====== RECORD EXCERPTS

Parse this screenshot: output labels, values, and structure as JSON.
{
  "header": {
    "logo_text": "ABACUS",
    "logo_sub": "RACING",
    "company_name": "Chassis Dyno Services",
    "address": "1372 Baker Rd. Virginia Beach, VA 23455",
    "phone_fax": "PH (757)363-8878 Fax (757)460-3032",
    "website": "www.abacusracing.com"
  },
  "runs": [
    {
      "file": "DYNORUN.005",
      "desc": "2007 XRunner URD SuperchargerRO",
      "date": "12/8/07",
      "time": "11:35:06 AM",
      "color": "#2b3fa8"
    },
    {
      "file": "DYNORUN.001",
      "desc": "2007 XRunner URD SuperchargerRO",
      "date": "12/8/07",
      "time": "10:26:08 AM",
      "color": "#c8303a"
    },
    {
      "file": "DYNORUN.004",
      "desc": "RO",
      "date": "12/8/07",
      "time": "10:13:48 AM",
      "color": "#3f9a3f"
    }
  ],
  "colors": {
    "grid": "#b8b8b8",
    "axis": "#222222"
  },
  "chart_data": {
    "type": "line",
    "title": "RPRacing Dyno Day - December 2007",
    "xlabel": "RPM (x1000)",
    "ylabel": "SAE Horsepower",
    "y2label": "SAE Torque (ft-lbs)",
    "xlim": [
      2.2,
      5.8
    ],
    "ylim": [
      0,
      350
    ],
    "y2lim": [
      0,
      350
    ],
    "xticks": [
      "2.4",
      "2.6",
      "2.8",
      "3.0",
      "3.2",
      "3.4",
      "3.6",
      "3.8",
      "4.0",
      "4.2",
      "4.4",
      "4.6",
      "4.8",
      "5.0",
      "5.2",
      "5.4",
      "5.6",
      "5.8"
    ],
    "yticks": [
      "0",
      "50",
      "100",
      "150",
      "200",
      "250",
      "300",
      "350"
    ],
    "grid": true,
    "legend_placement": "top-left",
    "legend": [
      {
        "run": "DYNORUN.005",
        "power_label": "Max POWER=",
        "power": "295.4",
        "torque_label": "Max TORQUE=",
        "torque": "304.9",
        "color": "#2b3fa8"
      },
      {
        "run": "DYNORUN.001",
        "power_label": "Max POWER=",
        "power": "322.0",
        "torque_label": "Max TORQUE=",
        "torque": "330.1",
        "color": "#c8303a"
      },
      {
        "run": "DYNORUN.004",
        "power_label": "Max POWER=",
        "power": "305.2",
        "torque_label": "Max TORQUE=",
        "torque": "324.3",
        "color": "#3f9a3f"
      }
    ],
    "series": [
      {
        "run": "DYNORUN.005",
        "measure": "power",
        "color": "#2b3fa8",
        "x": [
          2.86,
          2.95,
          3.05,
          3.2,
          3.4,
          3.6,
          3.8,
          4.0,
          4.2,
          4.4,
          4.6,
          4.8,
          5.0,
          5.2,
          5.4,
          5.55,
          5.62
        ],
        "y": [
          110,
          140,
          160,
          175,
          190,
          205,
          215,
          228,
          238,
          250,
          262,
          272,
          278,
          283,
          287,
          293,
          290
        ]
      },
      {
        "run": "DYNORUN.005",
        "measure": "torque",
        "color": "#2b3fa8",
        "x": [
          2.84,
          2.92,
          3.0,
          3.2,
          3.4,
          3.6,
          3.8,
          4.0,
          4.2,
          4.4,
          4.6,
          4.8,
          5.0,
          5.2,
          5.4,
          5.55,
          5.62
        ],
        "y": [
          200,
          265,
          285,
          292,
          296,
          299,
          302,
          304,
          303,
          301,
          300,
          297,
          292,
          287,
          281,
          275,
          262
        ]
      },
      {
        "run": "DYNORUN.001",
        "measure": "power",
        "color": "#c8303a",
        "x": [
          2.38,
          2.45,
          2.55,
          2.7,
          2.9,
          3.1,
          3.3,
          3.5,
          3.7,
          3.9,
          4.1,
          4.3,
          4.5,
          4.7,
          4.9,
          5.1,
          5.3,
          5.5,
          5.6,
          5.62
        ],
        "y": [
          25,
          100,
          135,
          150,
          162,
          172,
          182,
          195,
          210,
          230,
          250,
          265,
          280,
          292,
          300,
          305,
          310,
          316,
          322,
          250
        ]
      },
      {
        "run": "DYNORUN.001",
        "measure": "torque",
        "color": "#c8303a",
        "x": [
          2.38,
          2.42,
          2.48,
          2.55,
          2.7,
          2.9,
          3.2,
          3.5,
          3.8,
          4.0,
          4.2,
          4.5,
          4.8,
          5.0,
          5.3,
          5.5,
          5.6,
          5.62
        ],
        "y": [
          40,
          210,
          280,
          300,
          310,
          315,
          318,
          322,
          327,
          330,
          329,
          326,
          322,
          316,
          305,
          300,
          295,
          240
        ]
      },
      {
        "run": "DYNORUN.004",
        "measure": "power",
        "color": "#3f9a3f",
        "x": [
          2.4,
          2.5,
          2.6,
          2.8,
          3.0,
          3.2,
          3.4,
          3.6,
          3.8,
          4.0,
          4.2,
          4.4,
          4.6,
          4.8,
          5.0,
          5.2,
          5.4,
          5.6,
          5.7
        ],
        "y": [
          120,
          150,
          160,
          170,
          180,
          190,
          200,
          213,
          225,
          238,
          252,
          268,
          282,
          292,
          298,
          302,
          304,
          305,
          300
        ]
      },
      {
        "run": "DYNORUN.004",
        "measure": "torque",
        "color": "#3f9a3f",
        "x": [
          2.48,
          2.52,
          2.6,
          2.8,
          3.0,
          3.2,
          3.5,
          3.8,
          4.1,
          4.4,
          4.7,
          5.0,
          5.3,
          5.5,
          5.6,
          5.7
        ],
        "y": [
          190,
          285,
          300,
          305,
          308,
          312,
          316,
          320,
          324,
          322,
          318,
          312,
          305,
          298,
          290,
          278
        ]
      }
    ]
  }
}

============

◆ AIM OF THE EXERCISE
Each entry above is to be printed again exactly.

◆ REPLY
Parse this screenshot: output labels, values, and structure as JSON.
{
  "header": {
    "logo_text": "ABACUS",
    "logo_sub": "RACING",
    "company_name": "Chassis Dyno Services",
    "address": "1372 Baker Rd. Virginia Beach, VA 23455",
    "phone_fax": "PH (757)363-8878 Fax (757)460-3032",
    "website": "www.abacusracing.com"
  },
  "runs": [
    {
      "file": "DYNORUN.005",
      "desc": "2007 XRunner URD SuperchargerRO",
      "date": "12/8/07",
      "time": "11:35:06 AM",
      "color": "#2b3fa8"
    },
    {
      "file": "DYNORUN.001",
      "desc": "2007 XRunner URD SuperchargerRO",
      "date": "12/8/07",
      "time": "10:26:08 AM",
      "color": "#c8303a"
    },
    {
      "file": "DYNORUN.004",
      "desc": "RO",
      "date": "12/8/07",
      "time": "10:13:48 AM",
      "color": "#3f9a3f"
    }
  ],
  "colors": {
    "grid": "#b8b8b8",
    "axis": "#222222"
  },
  "chart_data": {
    "type": "line",
    "title": "RPRacing Dyno Day - December 2007",
    "xlabel": "RPM (x1000)",
    "ylabel": "SAE Horsepower",
    "y2label": "SAE Torque (ft-lbs)",
    "xlim": [
      2.2,
      5.8
    ],
    "ylim": [
      0,
      350
    ],
    "y2lim": [
      0,
      350
    ],
    "xticks": [
      "2.4",
      "2.6",
      "2.8",
      "3.0",
      "3.2",
      "3.4",
      "3.6",
      "3.8",
      "4.0",
      "4.2",
      "4.4",
      "4.6",
      "4.8",
      "5.0",
      "5.2",
      "5.4",
      "5.6",
      "5.8"
    ],
    "yticks": [
      "0",
      "50",
      "100",
      "150",
      "200",
      "250",
      "300",
      "350"
    ],
    "grid": true,
    "legend_placement": "top-left",
    "legend": [
      {
        "run": "DYNORUN.005",
        "power_label": "Max POWER=",
        "power": "295.4",
        "torque_label": "Max TORQUE=",
        "torque": "304.9",
        "color": "#2b3fa8"
      },
      {
        "run": "DYNORUN.001",
        "power_label": "Max POWER=",
        "power": "322.0",
        "torque_label": "Max TORQUE=",
        "torque": "330.1",
        "color": "#c8303a"
      },
      {
        "run": "DYNORUN.004",
        "power_label": "Max POWER=",
        "power": "305.2",
        "torque_label": "Max TORQUE=",
        "torque": "324.3",
        "color": "#3f9a3f"
      }
    ],
    "series": [
      {
        "run": "DYNORUN.005",
        "measure": "power",
        "color": "#2b3fa8",
        "x": [
          2.86,
          2.95,
          3.05,
          3.2,
          3.4,
          3.6,
          3.8,
          4.0,
          4.2,
          4.4,
          4.6,
          4.8,
          5.0,
          5.2,
          5.4,
          5.55,
          5.62
        ],
        "y": [
          110,
          140,
          160,
          175,
          190,
          205,
          215,
          228,
          238,
          250,
          262,
          272,
          278,
          283,
          287,
          293,
          290
        ]
      },
      {
        "run": "DYNORUN.005",
        "measure": "torque",
        "color": "#2b3fa8",
        "x": [
          2.84,
          2.92,
          3.0,
          3.2,
          3.4,
          3.6,
          3.8,
          4.0,
          4.2,
          4.4,
          4.6,
          4.8,
          5.0,
          5.2,
          5.4,
          5.55,
          5.62
        ],
        "y": [
          200,
          265,
          285,
          292,
          296,
          299,
          302,
          304,
          303,
          301,
          300,
          297,
          292,
          287,
          281,
          275,
          262
        ]
      },
      {
        "run": "DYNORUN.001",
        "measure": "power",
        "color": "#c8303a",
        "x": [
          2.38,
          2.45,
          2.55,
          2.7,
          2.9,
          3.1,
          3.3,
          3.5,
          3.7,
          3.9,
          4.1,
          4.3,
          4.5,
          4.7,
          4.9,
          5.1,
          5.3,
          5.5,
          5.6,
          5.62
        ],
        "y": [
          25,
          100,
          135,
          150,
          162,
          172,
          182,
          195,
          210,
          230,
          250,
          265,
          280,
          292,
          300,
          305,
          310,
          316,
          322,
          250
        ]
      },
      {
        "run": "DYNORUN.001",
        "measure": "torque",
        "color": "#c8303a",
        "x": [
          2.38,
          2.42,
          2.48,
          2.55,
          2.7,
          2.9,
          3.2,
          3.5,
          3.8,
          4.0,
          4.2,
          4.5,
          4.8,
          5.0,
          5.3,
          5.5,
          5.6,
          5.62
        ],
        "y": [
          40,
          210,
          280,
          300,
          310,
          315,
          318,
          322,
          327,
          330,
          329,
          326,
          322,
          316,
          305,
          300,
          295,
          240
        ]
      },
      {
        "run": "DYNORUN.004",
        "measure": "power",
        "color": "#3f9a3f",
        "x": [
          2.4,
          2.5,
          2.6,
          2.8,
          3.0,
          3.2,
          3.4,
          3.6,
          3.8,
          4.0,
          4.2,
          4.4,
          4.6,
          4.8,
          5.0,
          5.2,
          5.4,
          5.6,
          5.7
        ],
        "y": [
          120,
          150,
          160,
          170,
          180,
          190,
          200,
          213,
          225,
          238,
          252,
          268,
          282,
          292,
          298,
          302,
          304,
          305,
          300
        ]
      },
      {
        "run": "DYNORUN.004",
        "measure": "torque",
        "color": "#3f9a3f",
        "x": [
          2.48,
          2.52,
          2.6,
          2.8,
          3.0,
          3.2,
          3.5,
          3.8,
          4.1,
          4.4,
          4.7,
          5.0,
          5.3,
          5.5,
          5.6,
          5.7
        ],
        "y": [
          190,
          285,
          300,
          305,
          308,
          312,
          316,
          320,
          324,
          322,
          318,
          312,
          305,
          298,
          290,
          278
        ]
      }
    ]
  }
}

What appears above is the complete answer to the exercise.